## begin MATERIAL SHOWN

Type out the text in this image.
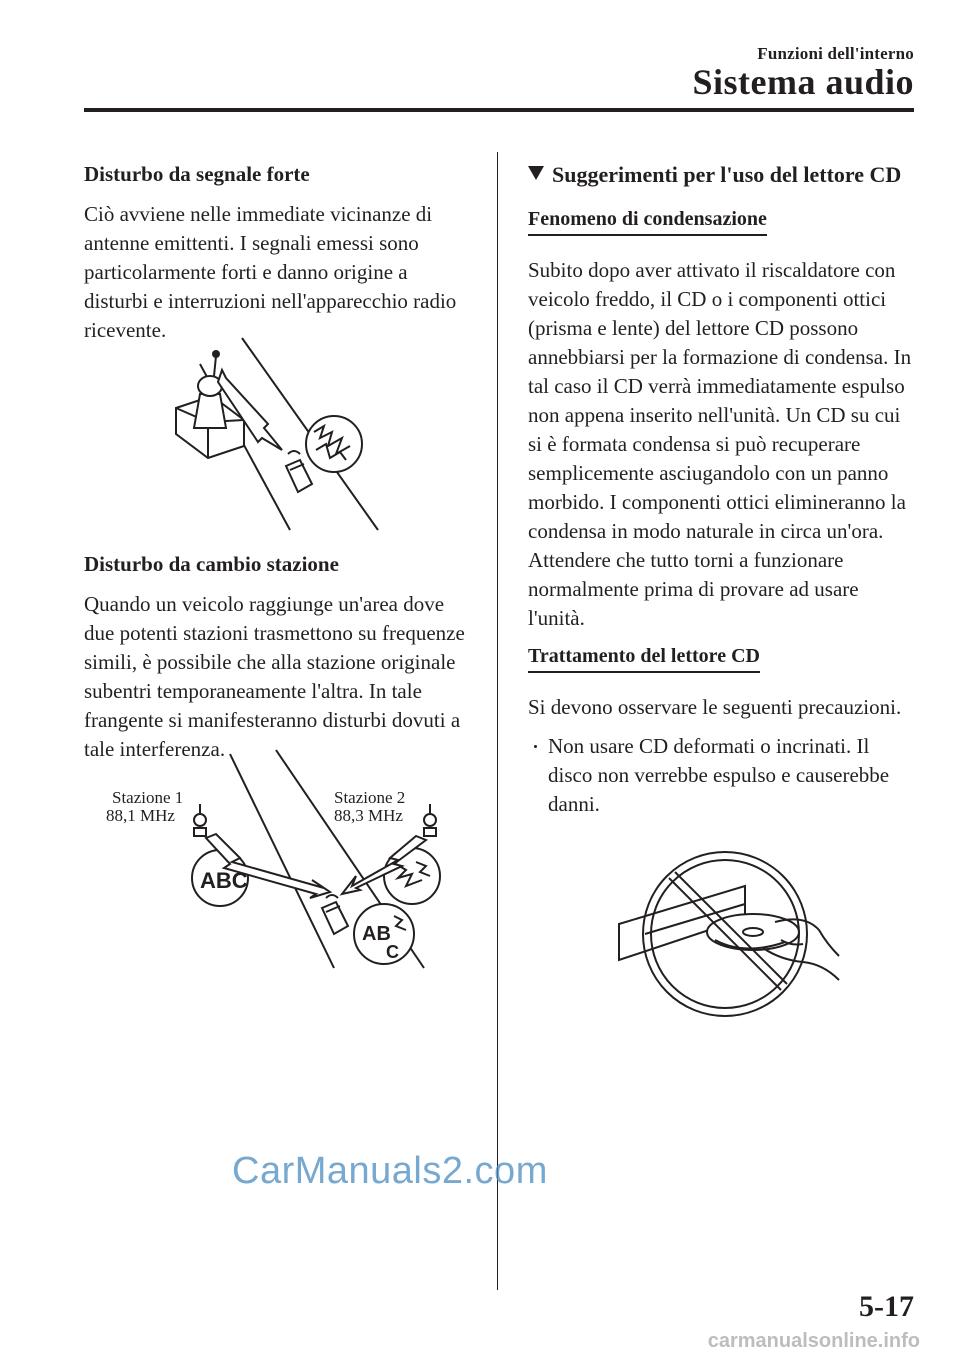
Funzioni dell'interno
Sistema audio
Disturbo da segnale forte

Ciò avviene nelle immediate vicinanze di antenne emittenti. I segnali emessi sono particolarmente forti e danno origine a disturbi e interruzioni nell'apparecchio radio ricevente.

Disturbo da cambio stazione

Quando un veicolo raggiunge un'area dove due potenti stazioni trasmettono su frequenze simili, è possibile che alla stazione originale subentri temporaneamente l'altra. In tale frangente si manifesteranno disturbi dovuti a tale interferenza.

Stazione 1
88,1 MHz
Stazione 2
88,3 MHz
ABC
AB
C
Suggerimenti per l'uso del lettore CD
Fenomeno di condensazione

Subito dopo aver attivato il riscaldatore con veicolo freddo, il CD o i componenti ottici (prisma e lente) del lettore CD possono annebbiarsi per la formazione di condensa. In tal caso il CD verrà immediatamente espulso non appena inserito nell'unità. Un CD su cui si è formata condensa si può recuperare semplicemente asciugandolo con un panno morbido. I componenti ottici elimineranno la condensa in modo naturale in circa un'ora. Attendere che tutto torni a funzionare normalmente prima di provare ad usare l'unità.

Trattamento del lettore CD

Si devono osservare le seguenti precauzioni.

Non usare CD deformati o incrinati. Il disco non verrebbe espulso e causerebbe danni.
CarManuals2.com
5-17
carmanualsonline.info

## end MATERIAL SHOWN

Quote the entries in full. Any image among them is to be omitted from the copy.

** TASK ANSWER **
Type out the text in this image.
Funzioni dell'interno
Sistema audio
Disturbo da segnale forte

Ciò avviene nelle immediate vicinanze di antenne emittenti. I segnali emessi sono particolarmente forti e danno origine a disturbi e interruzioni nell'apparecchio radio ricevente.

Disturbo da cambio stazione

Quando un veicolo raggiunge un'area dove due potenti stazioni trasmettono su frequenze simili, è possibile che alla stazione originale subentri temporaneamente l'altra. In tale frangente si manifesteranno disturbi dovuti a tale interferenza.

Stazione 1
88,1 MHz
Stazione 2
88,3 MHz
ABC
AB
C
Suggerimenti per l'uso del lettore CD
Fenomeno di condensazione

Subito dopo aver attivato il riscaldatore con veicolo freddo, il CD o i componenti ottici (prisma e lente) del lettore CD possono annebbiarsi per la formazione di condensa. In tal caso il CD verrà immediatamente espulso non appena inserito nell'unità. Un CD su cui si è formata condensa si può recuperare semplicemente asciugandolo con un panno morbido. I componenti ottici elimineranno la condensa in modo naturale in circa un'ora. Attendere che tutto torni a funzionare normalmente prima di provare ad usare l'unità.

Trattamento del lettore CD

Si devono osservare le seguenti precauzioni.

Non usare CD deformati o incrinati. Il disco non verrebbe espulso e causerebbe danni.
CarManuals2.com
5-17
carmanualsonline.info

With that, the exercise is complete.